— START OF Dataset records —

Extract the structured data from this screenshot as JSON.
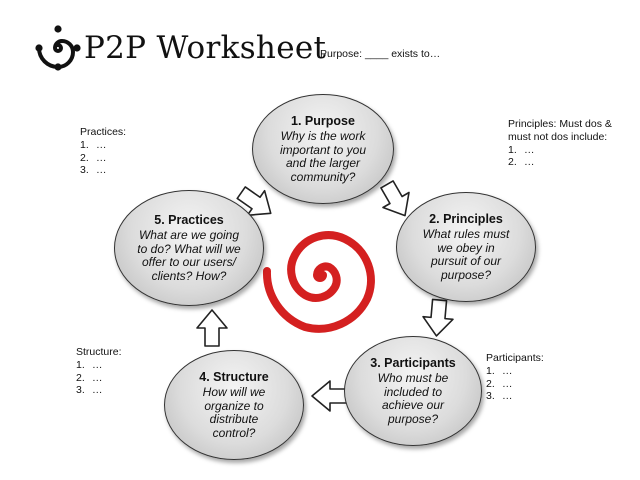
{
  "header": {
    "title": "P2P Worksheet",
    "purpose_note": "Purpose: ____ exists to…"
  },
  "cycle": [
    {
      "heading": "1. Purpose",
      "question": "Why is the work important to you and the larger community?"
    },
    {
      "heading": "2. Principles",
      "question": "What rules must we obey in pursuit of our purpose?"
    },
    {
      "heading": "3. Participants",
      "question": "Who must be included to achieve our purpose?"
    },
    {
      "heading": "4. Structure",
      "question": "How will we organize to distribute control?"
    },
    {
      "heading": "5. Practices",
      "question": "What are we going to do? What will we offer to our users/ clients? How?"
    }
  ],
  "notes": {
    "practices": {
      "header": "Practices:",
      "items": [
        {
          "num": "1.",
          "text": "…"
        },
        {
          "num": "2.",
          "text": "…"
        },
        {
          "num": "3.",
          "text": "…"
        }
      ]
    },
    "principles": {
      "header": "Principles: Must dos & must not dos include:",
      "items": [
        {
          "num": "1.",
          "text": "…"
        },
        {
          "num": "2.",
          "text": "…"
        }
      ]
    },
    "structure": {
      "header": "Structure:",
      "items": [
        {
          "num": "1.",
          "text": "…"
        },
        {
          "num": "2.",
          "text": "…"
        },
        {
          "num": "3.",
          "text": "…"
        }
      ]
    },
    "participants": {
      "header": "Participants:",
      "items": [
        {
          "num": "1.",
          "text": "…"
        },
        {
          "num": "2.",
          "text": "…"
        },
        {
          "num": "3.",
          "text": "…"
        }
      ]
    }
  },
  "colors": {
    "spiral": "#d42020",
    "ellipse_fill": "#d8d8d8",
    "ellipse_border": "#333333"
  },
  "icons": {
    "logo": "spiral-logo-icon",
    "arrow": "outline-arrow-icon"
  }
}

— END OF Dataset records —

- [Direction] Could you reproduce every record above exactly, leaving out the pictures?

- [Response to the exercise]
Extract the structured data from this screenshot as JSON.
{
  "header": {
    "title": "P2P Worksheet",
    "purpose_note": "Purpose: ____ exists to…"
  },
  "cycle": [
    {
      "heading": "1. Purpose",
      "question": "Why is the work important to you and the larger community?"
    },
    {
      "heading": "2. Principles",
      "question": "What rules must we obey in pursuit of our purpose?"
    },
    {
      "heading": "3. Participants",
      "question": "Who must be included to achieve our purpose?"
    },
    {
      "heading": "4. Structure",
      "question": "How will we organize to distribute control?"
    },
    {
      "heading": "5. Practices",
      "question": "What are we going to do? What will we offer to our users/ clients? How?"
    }
  ],
  "notes": {
    "practices": {
      "header": "Practices:",
      "items": [
        {
          "num": "1.",
          "text": "…"
        },
        {
          "num": "2.",
          "text": "…"
        },
        {
          "num": "3.",
          "text": "…"
        }
      ]
    },
    "principles": {
      "header": "Principles: Must dos & must not dos include:",
      "items": [
        {
          "num": "1.",
          "text": "…"
        },
        {
          "num": "2.",
          "text": "…"
        }
      ]
    },
    "structure": {
      "header": "Structure:",
      "items": [
        {
          "num": "1.",
          "text": "…"
        },
        {
          "num": "2.",
          "text": "…"
        },
        {
          "num": "3.",
          "text": "…"
        }
      ]
    },
    "participants": {
      "header": "Participants:",
      "items": [
        {
          "num": "1.",
          "text": "…"
        },
        {
          "num": "2.",
          "text": "…"
        },
        {
          "num": "3.",
          "text": "…"
        }
      ]
    }
  },
  "colors": {
    "spiral": "#d42020",
    "ellipse_fill": "#d8d8d8",
    "ellipse_border": "#333333"
  },
  "icons": {
    "logo": "spiral-logo-icon",
    "arrow": "outline-arrow-icon"
  }
}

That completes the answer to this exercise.